WHAT YOU WILL DO:
Your task is to repeat all of the material exactly.

PROVIDED RECORDS:
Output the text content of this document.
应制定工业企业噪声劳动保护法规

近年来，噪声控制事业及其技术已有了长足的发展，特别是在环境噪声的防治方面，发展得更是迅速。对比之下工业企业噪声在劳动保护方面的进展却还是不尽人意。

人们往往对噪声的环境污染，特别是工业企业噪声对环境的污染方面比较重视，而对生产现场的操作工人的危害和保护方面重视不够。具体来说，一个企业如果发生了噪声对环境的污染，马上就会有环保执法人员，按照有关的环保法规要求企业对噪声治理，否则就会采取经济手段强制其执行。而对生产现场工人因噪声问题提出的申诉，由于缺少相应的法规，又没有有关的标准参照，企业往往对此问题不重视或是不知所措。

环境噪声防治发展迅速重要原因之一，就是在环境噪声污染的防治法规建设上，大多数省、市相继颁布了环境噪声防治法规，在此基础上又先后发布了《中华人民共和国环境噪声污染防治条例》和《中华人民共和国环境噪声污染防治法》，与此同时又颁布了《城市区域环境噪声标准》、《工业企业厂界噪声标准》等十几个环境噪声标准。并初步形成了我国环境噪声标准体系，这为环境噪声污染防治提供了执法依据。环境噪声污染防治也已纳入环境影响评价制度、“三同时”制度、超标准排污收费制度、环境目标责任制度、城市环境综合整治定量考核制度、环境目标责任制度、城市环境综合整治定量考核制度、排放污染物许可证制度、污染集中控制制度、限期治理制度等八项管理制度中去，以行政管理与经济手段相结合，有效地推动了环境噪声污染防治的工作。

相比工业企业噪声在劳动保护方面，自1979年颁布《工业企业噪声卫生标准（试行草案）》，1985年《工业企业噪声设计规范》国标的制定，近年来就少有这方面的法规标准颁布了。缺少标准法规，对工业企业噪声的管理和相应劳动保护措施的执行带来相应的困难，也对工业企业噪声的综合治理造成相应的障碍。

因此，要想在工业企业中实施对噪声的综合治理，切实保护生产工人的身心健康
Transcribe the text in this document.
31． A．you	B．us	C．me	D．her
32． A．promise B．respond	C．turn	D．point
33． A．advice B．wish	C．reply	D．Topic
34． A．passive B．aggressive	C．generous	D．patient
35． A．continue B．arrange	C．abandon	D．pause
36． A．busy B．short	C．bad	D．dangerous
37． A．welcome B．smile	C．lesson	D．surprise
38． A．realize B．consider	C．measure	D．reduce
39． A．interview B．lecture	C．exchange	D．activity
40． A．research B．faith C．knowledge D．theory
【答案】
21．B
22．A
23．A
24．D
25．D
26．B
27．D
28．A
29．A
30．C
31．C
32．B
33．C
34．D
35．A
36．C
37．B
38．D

EXERCISE RESPONSE:
Output the text content of this document.
应制定工业企业噪声劳动保护法规

近年来，噪声控制事业及其技术已有了长足的发展，特别是在环境噪声的防治方面，发展得更是迅速。对比之下工业企业噪声在劳动保护方面的进展却还是不尽人意。

人们往往对噪声的环境污染，特别是工业企业噪声对环境的污染方面比较重视，而对生产现场的操作工人的危害和保护方面重视不够。具体来说，一个企业如果发生了噪声对环境的污染，马上就会有环保执法人员，按照有关的环保法规要求企业对噪声治理，否则就会采取经济手段强制其执行。而对生产现场工人因噪声问题提出的申诉，由于缺少相应的法规，又没有有关的标准参照，企业往往对此问题不重视或是不知所措。

环境噪声防治发展迅速重要原因之一，就是在环境噪声污染的防治法规建设上，大多数省、市相继颁布了环境噪声防治法规，在此基础上又先后发布了《中华人民共和国环境噪声污染防治条例》和《中华人民共和国环境噪声污染防治法》，与此同时又颁布了《城市区域环境噪声标准》、《工业企业厂界噪声标准》等十几个环境噪声标准。并初步形成了我国环境噪声标准体系，这为环境噪声污染防治提供了执法依据。环境噪声污染防治也已纳入环境影响评价制度、“三同时”制度、超标准排污收费制度、环境目标责任制度、城市环境综合整治定量考核制度、环境目标责任制度、城市环境综合整治定量考核制度、排放污染物许可证制度、污染集中控制制度、限期治理制度等八项管理制度中去，以行政管理与经济手段相结合，有效地推动了环境噪声污染防治的工作。

相比工业企业噪声在劳动保护方面，自1979年颁布《工业企业噪声卫生标准（试行草案）》，1985年《工业企业噪声设计规范》国标的制定，近年来就少有这方面的法规标准颁布了。缺少标准法规，对工业企业噪声的管理和相应劳动保护措施的执行带来相应的困难，也对工业企业噪声的综合治理造成相应的障碍。

因此，要想在工业企业中实施对噪声的综合治理，切实保护生产工人的身心健康
Transcribe the text in this document.
31． A．you	B．us	C．me	D．her
32． A．promise B．respond	C．turn	D．point
33． A．advice B．wish	C．reply	D．Topic
34． A．passive B．aggressive	C．generous	D．patient
35． A．continue B．arrange	C．abandon	D．pause
36． A．busy B．short	C．bad	D．dangerous
37． A．welcome B．smile	C．lesson	D．surprise
38． A．realize B．consider	C．measure	D．reduce
39． A．interview B．lecture	C．exchange	D．activity
40． A．research B．faith C．knowledge D．theory
【答案】
21．B
22．A
23．A
24．D
25．D
26．B
27．D
28．A
29．A
30．C
31．C
32．B
33．C
34．D
35．A
36．C
37．B
38．D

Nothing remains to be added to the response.